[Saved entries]
-- Start --

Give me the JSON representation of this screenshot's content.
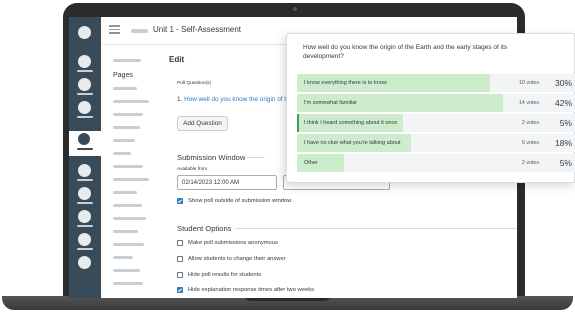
{
  "header": {
    "breadcrumb": "Unit 1 - Self-Assessment"
  },
  "sidebar": {
    "pages_label": "Pages"
  },
  "editor": {
    "title": "Edit",
    "poll_questions_label": "Poll Question(s)",
    "question_number": "1.",
    "question_link": "How well do you know the origin of t",
    "add_question_label": "Add Question"
  },
  "submission_window": {
    "title": "Submission Window",
    "available_from_label": "Available from",
    "available_from_value": "02/14/2023 12:00 AM",
    "show_outside_label": "Show poll outside of submission window",
    "show_outside_checked": true
  },
  "student_options": {
    "title": "Student Options",
    "options": [
      {
        "label": "Make poll submissions anonymous",
        "checked": false
      },
      {
        "label": "Allow students to change their answer",
        "checked": false
      },
      {
        "label": "Hide poll results for students",
        "checked": false
      },
      {
        "label": "Hide explanation response times after two weeks",
        "checked": true
      }
    ]
  },
  "poll_results": {
    "question": "How well do you know the origin of the Earth and the early stages of its development?",
    "answers": [
      {
        "label": "I know everything there is to know",
        "votes": "10 votes",
        "percent": "30%",
        "share": 0.69
      },
      {
        "label": "I'm somewhat familiar",
        "votes": "14 votes",
        "percent": "42%",
        "share": 0.74
      },
      {
        "label": "I think I heard something about it once",
        "votes": "2 votes",
        "percent": "5%",
        "share": 0.38
      },
      {
        "label": "I have no clue what you're talking about",
        "votes": "6 votes",
        "percent": "18%",
        "share": 0.41
      },
      {
        "label": "Other",
        "votes": "2 votes",
        "percent": "5%",
        "share": 0.17
      }
    ],
    "colors": {
      "fill": "#cdeccb",
      "accent": "#3aa547",
      "link": "#2b7abc",
      "nav": "#394b58"
    }
  }
}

-- End --

## [Instruction]
Your task is to gather every line with the word "origin" and copy it.

## [Task answer]
    "question_link": "How well do you know the origin of t",
    "question": "How well do you know the origin of the Earth and the early stages of its development?",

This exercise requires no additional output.